## START Record extracts
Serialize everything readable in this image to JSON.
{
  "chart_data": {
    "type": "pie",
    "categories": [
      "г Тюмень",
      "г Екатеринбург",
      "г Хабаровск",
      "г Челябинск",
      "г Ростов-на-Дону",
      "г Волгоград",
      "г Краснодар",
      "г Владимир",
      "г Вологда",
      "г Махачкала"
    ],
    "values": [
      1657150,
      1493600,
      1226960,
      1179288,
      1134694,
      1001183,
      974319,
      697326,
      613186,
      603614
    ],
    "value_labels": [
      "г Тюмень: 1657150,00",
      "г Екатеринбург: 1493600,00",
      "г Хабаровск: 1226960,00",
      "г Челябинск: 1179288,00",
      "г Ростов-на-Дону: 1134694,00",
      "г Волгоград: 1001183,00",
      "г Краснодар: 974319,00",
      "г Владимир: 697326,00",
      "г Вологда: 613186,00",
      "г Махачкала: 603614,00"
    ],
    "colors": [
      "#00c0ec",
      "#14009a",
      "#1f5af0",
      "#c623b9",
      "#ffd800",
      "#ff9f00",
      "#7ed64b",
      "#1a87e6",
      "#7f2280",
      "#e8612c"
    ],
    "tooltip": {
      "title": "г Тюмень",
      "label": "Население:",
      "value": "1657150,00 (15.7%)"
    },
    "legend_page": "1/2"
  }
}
## END Record extracts
> **What you should do**
Copy out all of the data exactly, leaving nothing out.

> **Exercise answer**
Serialize everything readable in this image to JSON.
{
  "chart_data": {
    "type": "pie",
    "categories": [
      "г Тюмень",
      "г Екатеринбург",
      "г Хабаровск",
      "г Челябинск",
      "г Ростов-на-Дону",
      "г Волгоград",
      "г Краснодар",
      "г Владимир",
      "г Вологда",
      "г Махачкала"
    ],
    "values": [
      1657150,
      1493600,
      1226960,
      1179288,
      1134694,
      1001183,
      974319,
      697326,
      613186,
      603614
    ],
    "value_labels": [
      "г Тюмень: 1657150,00",
      "г Екатеринбург: 1493600,00",
      "г Хабаровск: 1226960,00",
      "г Челябинск: 1179288,00",
      "г Ростов-на-Дону: 1134694,00",
      "г Волгоград: 1001183,00",
      "г Краснодар: 974319,00",
      "г Владимир: 697326,00",
      "г Вологда: 613186,00",
      "г Махачкала: 603614,00"
    ],
    "colors": [
      "#00c0ec",
      "#14009a",
      "#1f5af0",
      "#c623b9",
      "#ffd800",
      "#ff9f00",
      "#7ed64b",
      "#1a87e6",
      "#7f2280",
      "#e8612c"
    ],
    "tooltip": {
      "title": "г Тюмень",
      "label": "Население:",
      "value": "1657150,00 (15.7%)"
    },
    "legend_page": "1/2"
  }
}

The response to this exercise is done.